§ Data tied to figure images:
** BEGIN **

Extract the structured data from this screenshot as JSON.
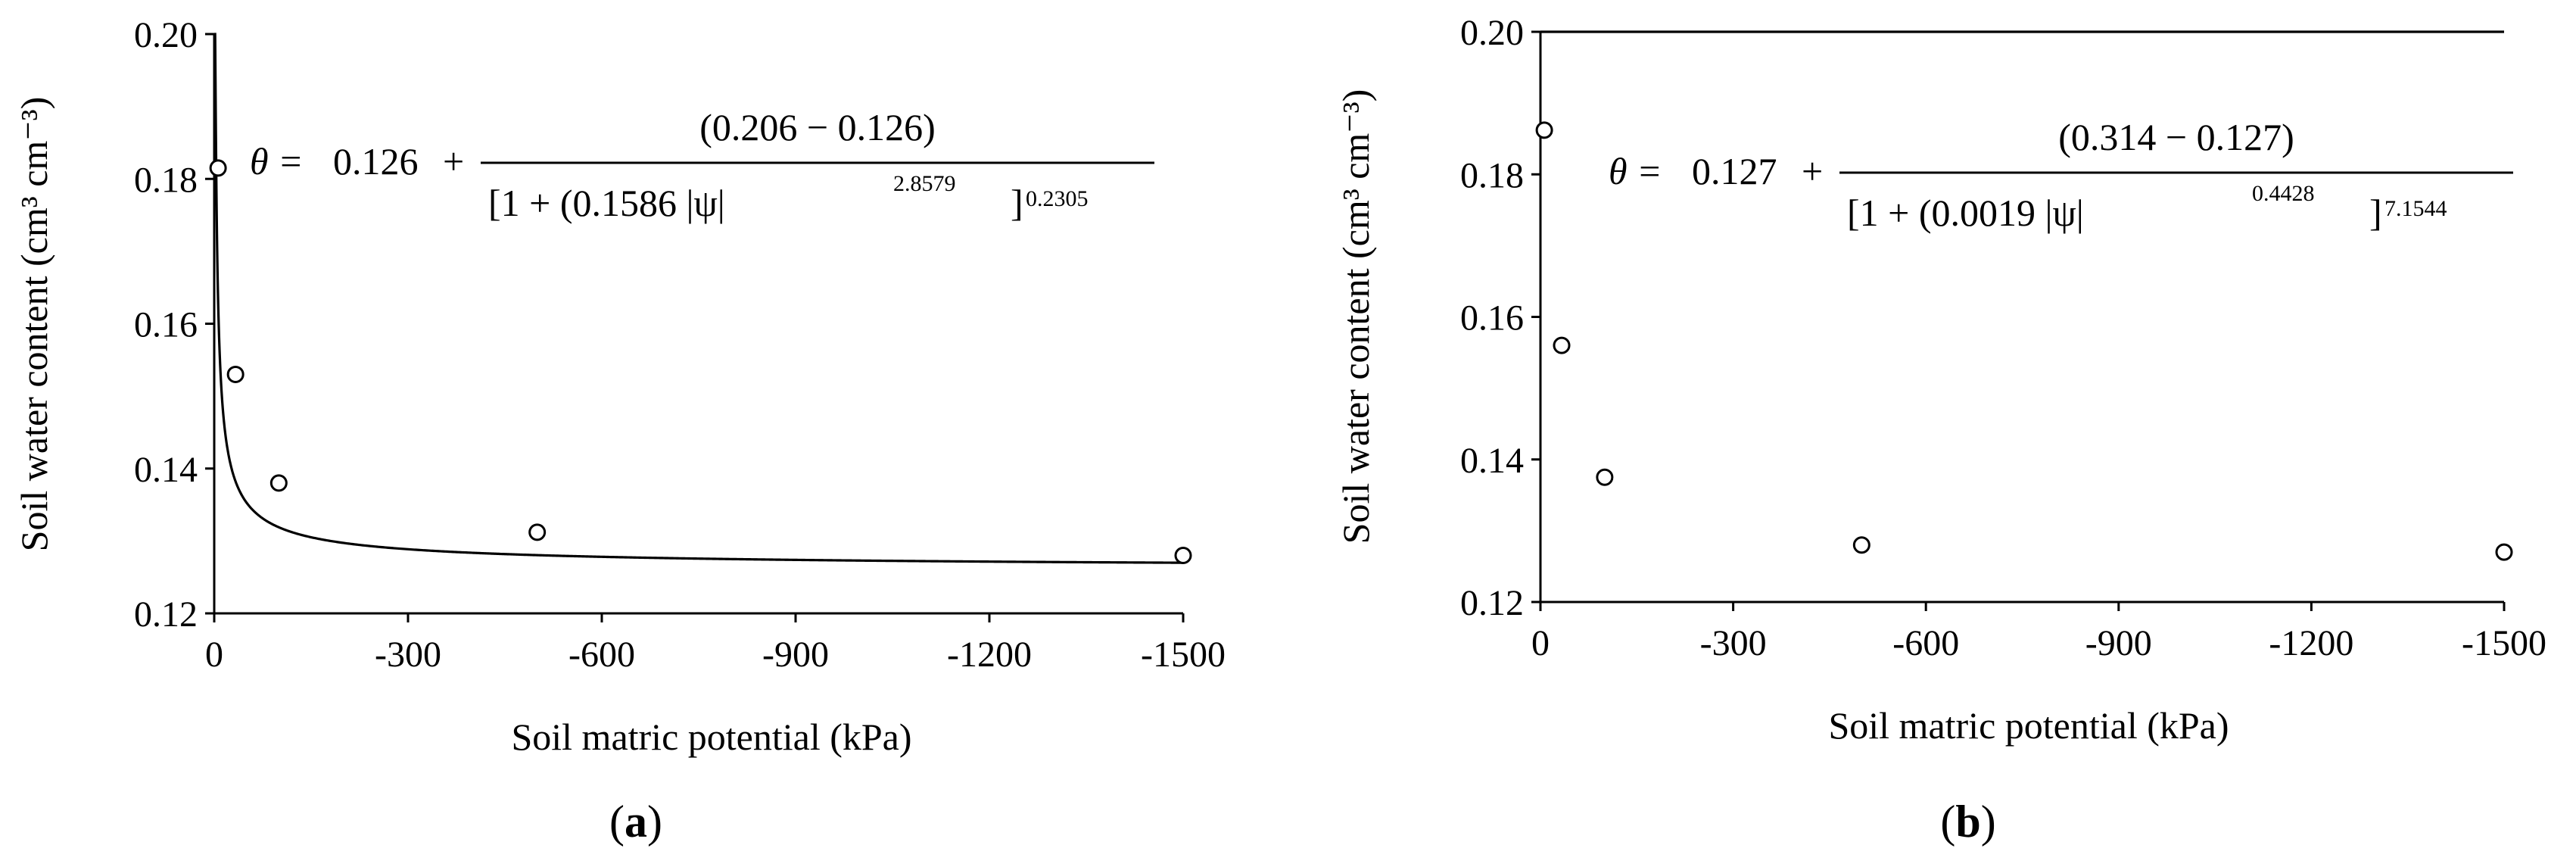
{
  "chart_data": [
    {
      "type": "scatter",
      "panel_label": "(a)",
      "panel_letter": "a",
      "xlabel": "Soil matric potential (kPa)",
      "ylabel": "Soil water content (cm³ cm⁻³)",
      "xlim": [
        0,
        -1500
      ],
      "ylim": [
        0.12,
        0.2
      ],
      "x_ticks": [
        "0",
        "-300",
        "-600",
        "-900",
        "-1200",
        "-1500"
      ],
      "y_ticks": [
        "0.12",
        "0.14",
        "0.16",
        "0.18",
        "0.20"
      ],
      "points": [
        {
          "x": -6,
          "y": 0.1815
        },
        {
          "x": -33,
          "y": 0.153
        },
        {
          "x": -100,
          "y": 0.138
        },
        {
          "x": -500,
          "y": 0.1312
        },
        {
          "x": -1500,
          "y": 0.128
        }
      ],
      "fit": {
        "theta_r": 0.126,
        "theta_s": 0.206,
        "alpha": 0.1586,
        "n": 2.8579,
        "m": 0.2305
      },
      "equation": {
        "lhs": "θ = ",
        "theta_r": "0.126",
        "plus": "+",
        "numerator": "(0.206 − 0.126)",
        "denominator": "[1 + (0.1586 |ψ|",
        "n_exp": "2.8579",
        "bracket_close": "]",
        "m_exp": "0.2305"
      },
      "grid": false,
      "legend": "none"
    },
    {
      "type": "scatter",
      "panel_label": "(b)",
      "panel_letter": "b",
      "xlabel": "Soil matric potential (kPa)",
      "ylabel": "Soil water content (cm³ cm⁻³)",
      "xlim": [
        0,
        -1500
      ],
      "ylim": [
        0.12,
        0.2
      ],
      "x_ticks": [
        "0",
        "-300",
        "-600",
        "-900",
        "-1200",
        "-1500"
      ],
      "y_ticks": [
        "0.12",
        "0.14",
        "0.16",
        "0.18",
        "0.20"
      ],
      "points": [
        {
          "x": -6,
          "y": 0.1862
        },
        {
          "x": -33,
          "y": 0.156
        },
        {
          "x": -100,
          "y": 0.1375
        },
        {
          "x": -500,
          "y": 0.128
        },
        {
          "x": -1500,
          "y": 0.127
        }
      ],
      "fit": {
        "theta_r": 0.127,
        "theta_s": 0.314,
        "alpha": 0.0019,
        "n": 0.4428,
        "m": 7.1544
      },
      "equation": {
        "lhs": "θ = ",
        "theta_r": "0.127",
        "plus": "+",
        "numerator": "(0.314 − 0.127)",
        "denominator": "[1 + (0.0019 |ψ|",
        "n_exp": "0.4428",
        "bracket_close": "]",
        "m_exp": "7.1544"
      },
      "grid": false,
      "legend": "none"
    }
  ]
}
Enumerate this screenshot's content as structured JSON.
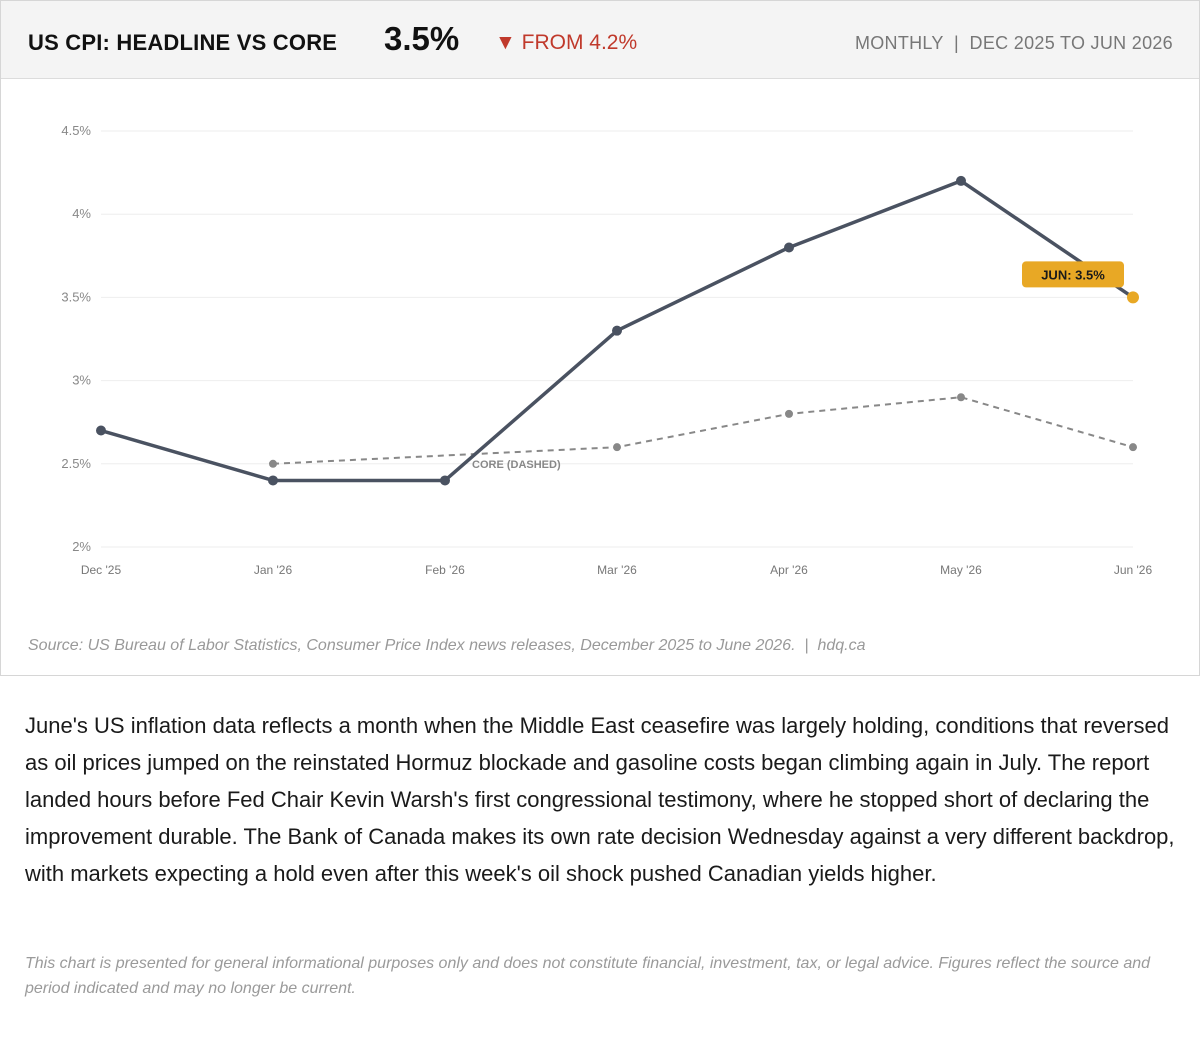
{
  "header": {
    "title": "US CPI: HEADLINE VS CORE",
    "current_value": "3.5%",
    "change_label": "▼ FROM 4.2%",
    "period_label": "MONTHLY  |  DEC 2025 TO JUN 2026"
  },
  "chart_data": {
    "type": "line",
    "x": [
      "Dec '25",
      "Jan '26",
      "Feb '26",
      "Mar '26",
      "Apr '26",
      "May '26",
      "Jun '26"
    ],
    "series": [
      {
        "values": [
          2.7,
          2.4,
          2.4,
          3.3,
          3.8,
          4.2,
          3.5
        ]
      },
      {
        "name": "CORE (DASHED)",
        "values": [
          null,
          2.5,
          null,
          2.6,
          2.8,
          2.9,
          2.6
        ]
      }
    ],
    "y_tick_labels": [
      "2%",
      "2.5%",
      "3%",
      "3.5%",
      "4%",
      "4.5%"
    ],
    "y_ticks": [
      2,
      2.5,
      3,
      3.5,
      4,
      4.5
    ],
    "ylim": [
      2,
      4.5
    ],
    "grid": true,
    "callout": {
      "label": "JUN: 3.5%",
      "series_index": 0,
      "point_index": 6
    },
    "colors": {
      "headline": "#4a5261",
      "core": "#888888",
      "callout": "#e8a825",
      "grid": "#eeeeee"
    }
  },
  "source": "Source: US Bureau of Labor Statistics, Consumer Price Index news releases, December 2025 to June 2026.  |  hdq.ca",
  "body_text": "June's US inflation data reflects a month when the Middle East ceasefire was largely holding, conditions that reversed as oil prices jumped on the reinstated Hormuz blockade and gasoline costs began climbing again in July. The report landed hours before Fed Chair Kevin Warsh's first congressional testimony, where he stopped short of declaring the improvement durable. The Bank of Canada makes its own rate decision Wednesday against a very different backdrop, with markets expecting a hold even after this week's oil shock pushed Canadian yields higher.",
  "disclaimer": "This chart is presented for general informational purposes only and does not constitute financial, investment, tax, or legal advice. Figures reflect the source and period indicated and may no longer be current."
}
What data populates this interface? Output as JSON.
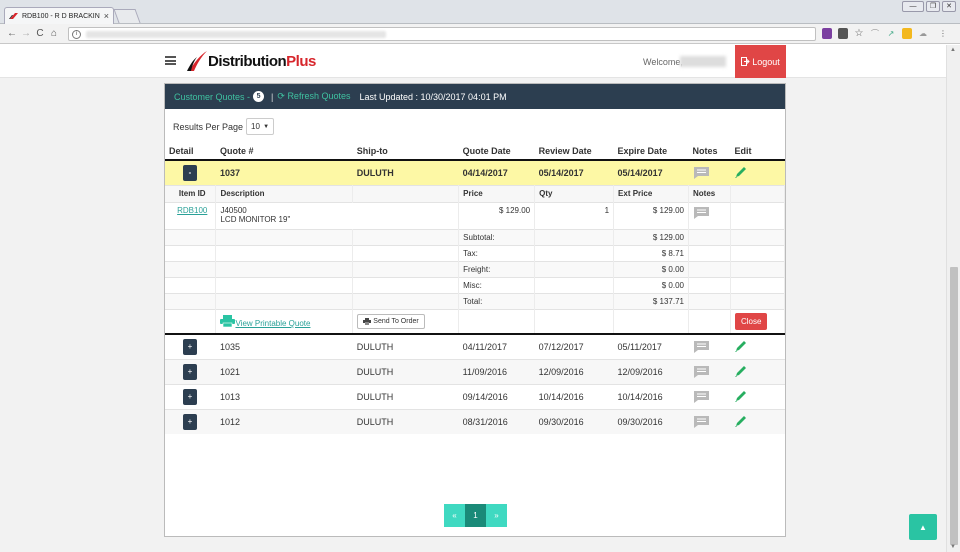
{
  "browser": {
    "tab_title": "RDB100 - R D BRACKIN",
    "tab_close": "×",
    "win_minimize": "—",
    "win_restore": "❐",
    "win_close": "✕",
    "nav_back": "←",
    "nav_forward": "→",
    "nav_reload": "C",
    "nav_home": "⌂",
    "info": "i"
  },
  "header": {
    "brand_part1": "Distribution",
    "brand_part2": "Plus",
    "welcome": "Welcome,",
    "logout": "Logout"
  },
  "panel": {
    "title": "Customer Quotes -",
    "count": "5",
    "separator": "|",
    "refresh": "Refresh Quotes",
    "last_updated": "Last Updated : 10/30/2017 04:01 PM",
    "results_per_page_label": "Results Per Page",
    "results_per_page_value": "10"
  },
  "columns": [
    "Detail",
    "Quote #",
    "Ship-to",
    "Quote Date",
    "Review Date",
    "Expire Date",
    "Notes",
    "Edit"
  ],
  "open_quote": {
    "toggle": "-",
    "quote": "1037",
    "ship_to": "DULUTH",
    "quote_date": "04/14/2017",
    "review_date": "05/14/2017",
    "expire_date": "05/14/2017"
  },
  "detail": {
    "columns": [
      "Item ID",
      "Description",
      "Price",
      "Qty",
      "Ext Price",
      "Notes"
    ],
    "item": {
      "id": "RDB100",
      "desc1": "J40500",
      "desc2": "LCD MONITOR 19\"",
      "price": "$ 129.00",
      "qty": "1",
      "ext": "$ 129.00"
    },
    "totals": [
      {
        "label": "Subtotal:",
        "value": "$ 129.00"
      },
      {
        "label": "Tax:",
        "value": "$ 8.71"
      },
      {
        "label": "Freight:",
        "value": "$ 0.00"
      },
      {
        "label": "Misc:",
        "value": "$ 0.00"
      },
      {
        "label": "Total:",
        "value": "$ 137.71"
      }
    ],
    "printable": "View Printable Quote",
    "send_to_order": "Send To Order",
    "close": "Close"
  },
  "quotes": [
    {
      "toggle": "+",
      "quote": "1035",
      "ship_to": "DULUTH",
      "quote_date": "04/11/2017",
      "review_date": "07/12/2017",
      "expire_date": "05/11/2017"
    },
    {
      "toggle": "+",
      "quote": "1021",
      "ship_to": "DULUTH",
      "quote_date": "11/09/2016",
      "review_date": "12/09/2016",
      "expire_date": "12/09/2016"
    },
    {
      "toggle": "+",
      "quote": "1013",
      "ship_to": "DULUTH",
      "quote_date": "09/14/2016",
      "review_date": "10/14/2016",
      "expire_date": "10/14/2016"
    },
    {
      "toggle": "+",
      "quote": "1012",
      "ship_to": "DULUTH",
      "quote_date": "08/31/2016",
      "review_date": "09/30/2016",
      "expire_date": "09/30/2016"
    }
  ],
  "pager": {
    "prev": "«",
    "page": "1",
    "next": "»"
  },
  "back_to_top": "▲",
  "colors": {
    "navy": "#2c3e50",
    "teal": "#3fc1a0",
    "red": "#e04646",
    "highlight": "#fdf8a5"
  },
  "icons": [
    "search-icon",
    "notes-icon",
    "pencil-icon",
    "printer-icon",
    "refresh-icon",
    "logout-icon",
    "chevron-up-icon"
  ]
}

** END **

§ Required work:
Copy out every line of the material above that mentions the word "screenshot".

§ Task result:
Extract the structured data from this screenshot as JSON.
Enumerate this screenshot's content as structured JSON.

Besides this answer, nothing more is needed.